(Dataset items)
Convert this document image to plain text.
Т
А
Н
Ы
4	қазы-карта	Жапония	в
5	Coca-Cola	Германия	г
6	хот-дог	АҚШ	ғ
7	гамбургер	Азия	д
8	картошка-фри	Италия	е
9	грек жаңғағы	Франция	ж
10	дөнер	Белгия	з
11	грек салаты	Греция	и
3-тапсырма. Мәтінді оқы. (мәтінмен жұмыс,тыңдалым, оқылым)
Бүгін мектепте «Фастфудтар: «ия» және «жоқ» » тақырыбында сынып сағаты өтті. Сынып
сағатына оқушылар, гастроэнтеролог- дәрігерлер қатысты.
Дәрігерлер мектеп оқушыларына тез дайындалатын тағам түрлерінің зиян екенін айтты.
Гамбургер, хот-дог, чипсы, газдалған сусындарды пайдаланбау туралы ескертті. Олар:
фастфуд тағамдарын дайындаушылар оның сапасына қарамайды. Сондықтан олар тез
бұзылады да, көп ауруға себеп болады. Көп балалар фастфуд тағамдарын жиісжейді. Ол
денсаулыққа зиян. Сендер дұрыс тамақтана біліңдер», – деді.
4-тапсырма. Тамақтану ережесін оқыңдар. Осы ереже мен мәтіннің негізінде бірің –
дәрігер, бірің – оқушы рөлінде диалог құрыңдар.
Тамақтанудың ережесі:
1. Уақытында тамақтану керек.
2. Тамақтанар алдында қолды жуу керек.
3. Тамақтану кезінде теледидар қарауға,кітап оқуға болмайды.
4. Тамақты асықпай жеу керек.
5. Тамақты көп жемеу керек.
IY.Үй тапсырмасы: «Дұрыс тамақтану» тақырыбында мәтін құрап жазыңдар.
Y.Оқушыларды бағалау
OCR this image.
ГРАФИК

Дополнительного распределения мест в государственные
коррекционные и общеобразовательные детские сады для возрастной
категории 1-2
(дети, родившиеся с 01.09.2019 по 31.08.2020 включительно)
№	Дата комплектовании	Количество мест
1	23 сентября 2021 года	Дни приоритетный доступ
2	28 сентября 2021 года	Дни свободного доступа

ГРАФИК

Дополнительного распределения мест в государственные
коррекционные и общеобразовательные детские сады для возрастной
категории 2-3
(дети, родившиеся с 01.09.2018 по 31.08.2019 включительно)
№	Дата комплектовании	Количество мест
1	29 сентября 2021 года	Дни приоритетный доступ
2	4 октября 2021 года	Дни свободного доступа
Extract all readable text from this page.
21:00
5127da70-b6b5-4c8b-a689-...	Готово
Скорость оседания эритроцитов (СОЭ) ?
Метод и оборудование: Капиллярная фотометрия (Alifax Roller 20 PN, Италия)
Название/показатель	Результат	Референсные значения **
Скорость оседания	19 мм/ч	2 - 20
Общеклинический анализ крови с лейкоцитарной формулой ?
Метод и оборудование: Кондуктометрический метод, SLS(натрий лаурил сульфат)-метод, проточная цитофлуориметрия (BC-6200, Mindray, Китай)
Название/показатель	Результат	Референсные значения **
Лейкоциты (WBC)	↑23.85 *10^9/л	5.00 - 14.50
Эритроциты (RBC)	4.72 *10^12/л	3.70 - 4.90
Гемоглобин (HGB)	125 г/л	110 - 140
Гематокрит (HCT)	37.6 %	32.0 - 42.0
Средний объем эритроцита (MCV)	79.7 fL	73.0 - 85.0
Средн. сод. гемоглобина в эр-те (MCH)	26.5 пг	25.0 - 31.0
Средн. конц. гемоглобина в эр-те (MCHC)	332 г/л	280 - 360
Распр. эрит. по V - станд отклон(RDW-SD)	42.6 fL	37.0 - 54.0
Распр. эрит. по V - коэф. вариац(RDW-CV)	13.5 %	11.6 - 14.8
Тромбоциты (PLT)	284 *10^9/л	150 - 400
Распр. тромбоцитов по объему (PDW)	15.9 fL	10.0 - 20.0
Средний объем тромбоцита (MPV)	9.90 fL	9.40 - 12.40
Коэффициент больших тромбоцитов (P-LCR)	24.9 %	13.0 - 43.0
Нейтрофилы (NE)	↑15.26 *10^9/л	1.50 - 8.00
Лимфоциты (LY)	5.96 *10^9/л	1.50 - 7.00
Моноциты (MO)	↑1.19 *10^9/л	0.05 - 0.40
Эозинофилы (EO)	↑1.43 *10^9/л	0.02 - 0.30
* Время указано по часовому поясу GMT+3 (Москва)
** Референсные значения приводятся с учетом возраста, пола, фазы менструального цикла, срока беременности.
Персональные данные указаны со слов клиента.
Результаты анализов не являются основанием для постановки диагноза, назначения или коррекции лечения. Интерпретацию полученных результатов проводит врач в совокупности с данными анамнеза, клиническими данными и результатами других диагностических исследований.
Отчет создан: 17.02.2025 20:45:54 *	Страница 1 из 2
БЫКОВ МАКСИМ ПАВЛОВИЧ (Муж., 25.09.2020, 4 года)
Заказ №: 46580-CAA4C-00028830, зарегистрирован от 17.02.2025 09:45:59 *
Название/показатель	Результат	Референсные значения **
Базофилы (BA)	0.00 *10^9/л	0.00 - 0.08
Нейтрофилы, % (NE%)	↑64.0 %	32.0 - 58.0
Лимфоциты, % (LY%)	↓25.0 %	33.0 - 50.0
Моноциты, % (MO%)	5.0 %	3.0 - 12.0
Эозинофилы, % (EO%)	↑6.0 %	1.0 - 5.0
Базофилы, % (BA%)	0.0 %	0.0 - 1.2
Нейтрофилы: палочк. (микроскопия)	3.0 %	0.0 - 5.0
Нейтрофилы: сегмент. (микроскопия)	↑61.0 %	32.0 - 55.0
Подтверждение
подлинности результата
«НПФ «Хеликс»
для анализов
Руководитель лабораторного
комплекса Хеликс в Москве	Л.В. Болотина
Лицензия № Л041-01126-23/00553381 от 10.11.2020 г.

» TO DO:
Copy each line that contains the word "Лимфоциты".

» OUTPUT FOR THIS EXERCISE:
Лимфоциты (LY)	5.96 *10^9/л	1.50 - 7.00
Лимфоциты, % (LY%)	↓25.0 %	33.0 - 50.0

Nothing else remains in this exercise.